(Records from a data collection)
--- begin ---
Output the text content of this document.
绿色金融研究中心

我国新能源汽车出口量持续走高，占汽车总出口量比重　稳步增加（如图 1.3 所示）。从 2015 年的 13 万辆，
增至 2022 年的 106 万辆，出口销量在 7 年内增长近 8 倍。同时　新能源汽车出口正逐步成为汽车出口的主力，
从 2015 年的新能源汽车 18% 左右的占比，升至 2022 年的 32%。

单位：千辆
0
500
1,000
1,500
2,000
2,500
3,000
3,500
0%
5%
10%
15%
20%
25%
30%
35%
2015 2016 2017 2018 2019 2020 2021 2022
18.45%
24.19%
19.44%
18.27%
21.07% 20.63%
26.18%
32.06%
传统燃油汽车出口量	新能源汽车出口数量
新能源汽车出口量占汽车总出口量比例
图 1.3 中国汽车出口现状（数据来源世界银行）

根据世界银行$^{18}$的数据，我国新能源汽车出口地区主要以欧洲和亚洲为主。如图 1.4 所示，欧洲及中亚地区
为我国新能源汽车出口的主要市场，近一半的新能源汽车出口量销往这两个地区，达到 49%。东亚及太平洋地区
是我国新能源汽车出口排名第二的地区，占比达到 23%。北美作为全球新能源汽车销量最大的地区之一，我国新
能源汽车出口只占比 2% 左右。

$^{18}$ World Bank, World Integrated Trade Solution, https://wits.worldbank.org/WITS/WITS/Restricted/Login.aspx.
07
--- end ---
> Aim
Write the material out again in its entirety, exactly as shown.

> Problem solution
Output the text content of this document.
绿色金融研究中心

我国新能源汽车出口量持续走高，占汽车总出口量比重　稳步增加（如图 1.3 所示）。从 2015 年的 13 万辆，
增至 2022 年的 106 万辆，出口销量在 7 年内增长近 8 倍。同时　新能源汽车出口正逐步成为汽车出口的主力，
从 2015 年的新能源汽车 18% 左右的占比，升至 2022 年的 32%。

单位：千辆
0
500
1,000
1,500
2,000
2,500
3,000
3,500
0%
5%
10%
15%
20%
25%
30%
35%
2015 2016 2017 2018 2019 2020 2021 2022
18.45%
24.19%
19.44%
18.27%
21.07% 20.63%
26.18%
32.06%
传统燃油汽车出口量	新能源汽车出口数量
新能源汽车出口量占汽车总出口量比例
图 1.3 中国汽车出口现状（数据来源世界银行）

根据世界银行$^{18}$的数据，我国新能源汽车出口地区主要以欧洲和亚洲为主。如图 1.4 所示，欧洲及中亚地区
为我国新能源汽车出口的主要市场，近一半的新能源汽车出口量销往这两个地区，达到 49%。东亚及太平洋地区
是我国新能源汽车出口排名第二的地区，占比达到 23%。北美作为全球新能源汽车销量最大的地区之一，我国新
能源汽车出口只占比 2% 左右。

$^{18}$ World Bank, World Integrated Trade Solution, https://wits.worldbank.org/WITS/WITS/Restricted/Login.aspx.
07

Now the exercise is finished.